Exercise
Repeat each record exactly as written, and drop any images.

Material for this exercise
========
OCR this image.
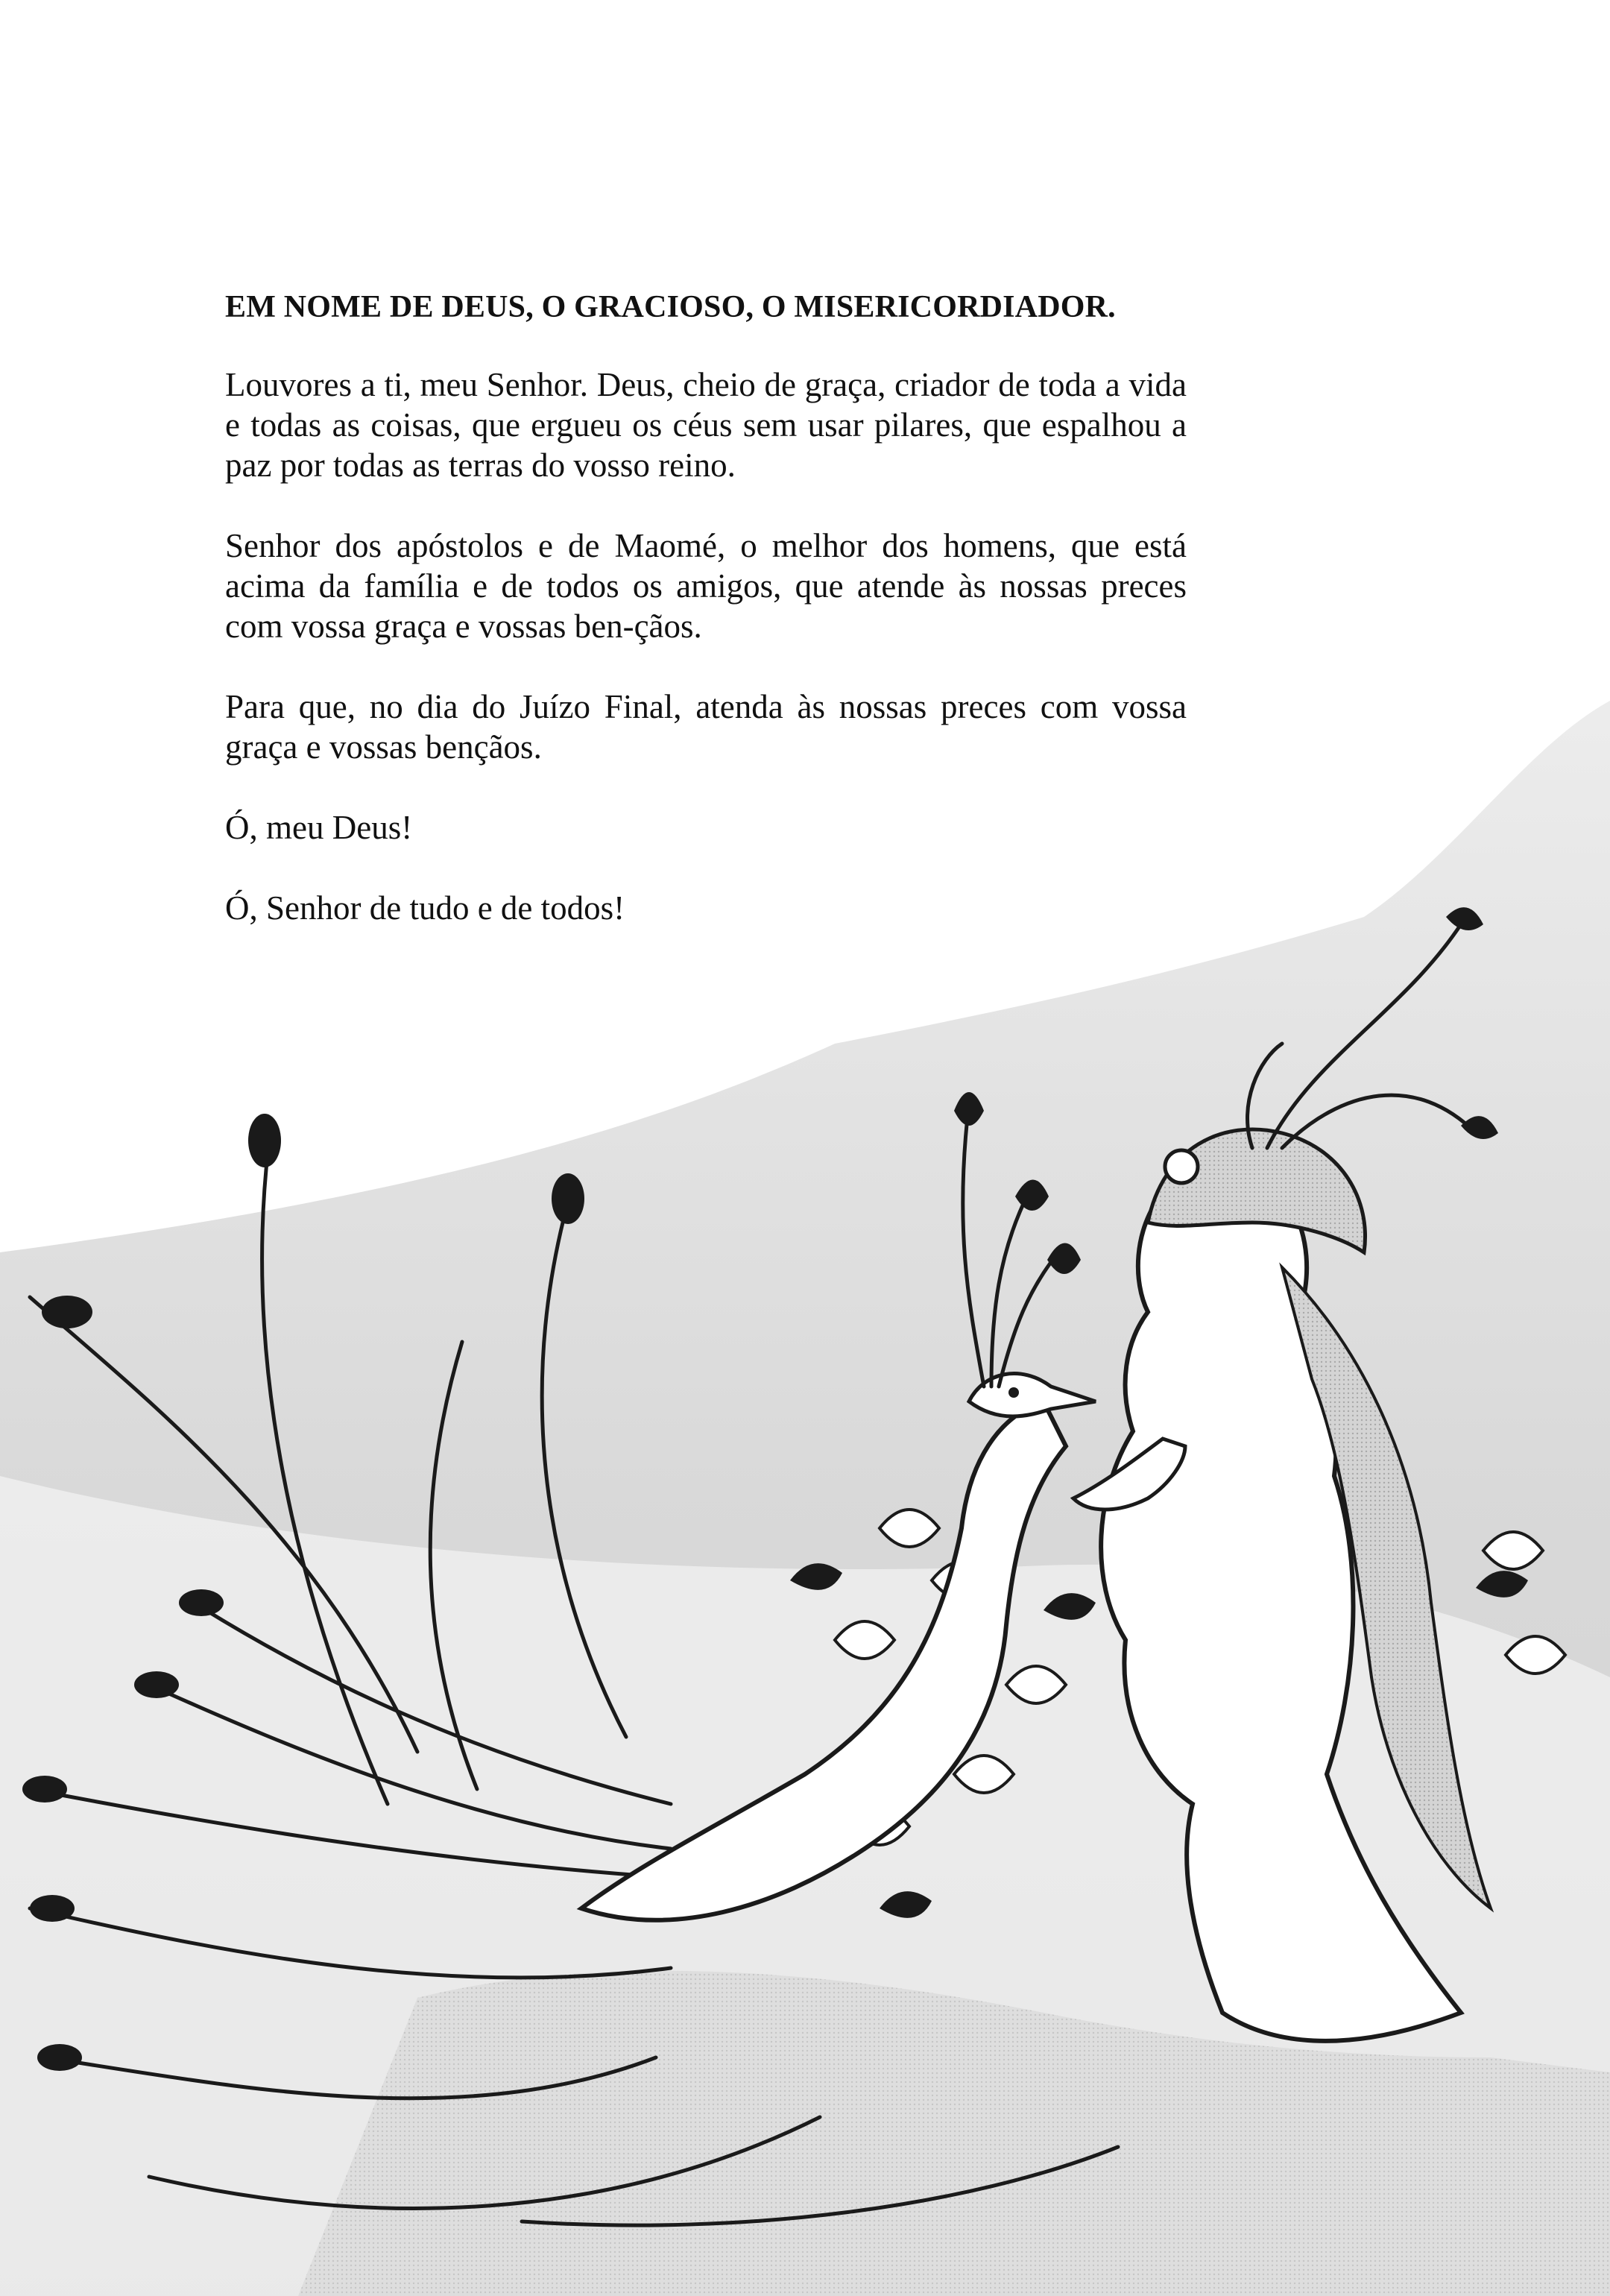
EM NOME DE DEUS, O GRACIOSO, O MISERICORDIADOR.
Louvores a ti, meu Senhor. Deus, cheio de graça, criador de toda a vida e todas as coisas, que ergueu os céus sem usar pilares, que espalhou a paz por todas as terras do vosso reino.
Senhor dos apóstolos e de Maomé, o melhor dos homens, que está acima da família e de todos os amigos, que atende às nossas preces com vossa graça e vossas ben-çãos.
Para que, no dia do Juízo Final, atenda às nossas preces com vossa graça e vossas bençãos.
Ó, meu Deus!
Ó, Senhor de tudo e de todos!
========
Response for this exercise
OCR this image.
EM NOME DE DEUS, O GRACIOSO, O MISERICORDIADOR.
Louvores a ti, meu Senhor. Deus, cheio de graça, criador de toda a vida e todas as coisas, que ergueu os céus sem usar pilares, que espalhou a paz por todas as terras do vosso reino.
Senhor dos apóstolos e de Maomé, o melhor dos homens, que está acima da família e de todos os amigos, que atende às nossas preces com vossa graça e vossas ben-çãos.
Para que, no dia do Juízo Final, atenda às nossas preces com vossa graça e vossas bençãos.
Ó, meu Deus!
Ó, Senhor de tudo e de todos!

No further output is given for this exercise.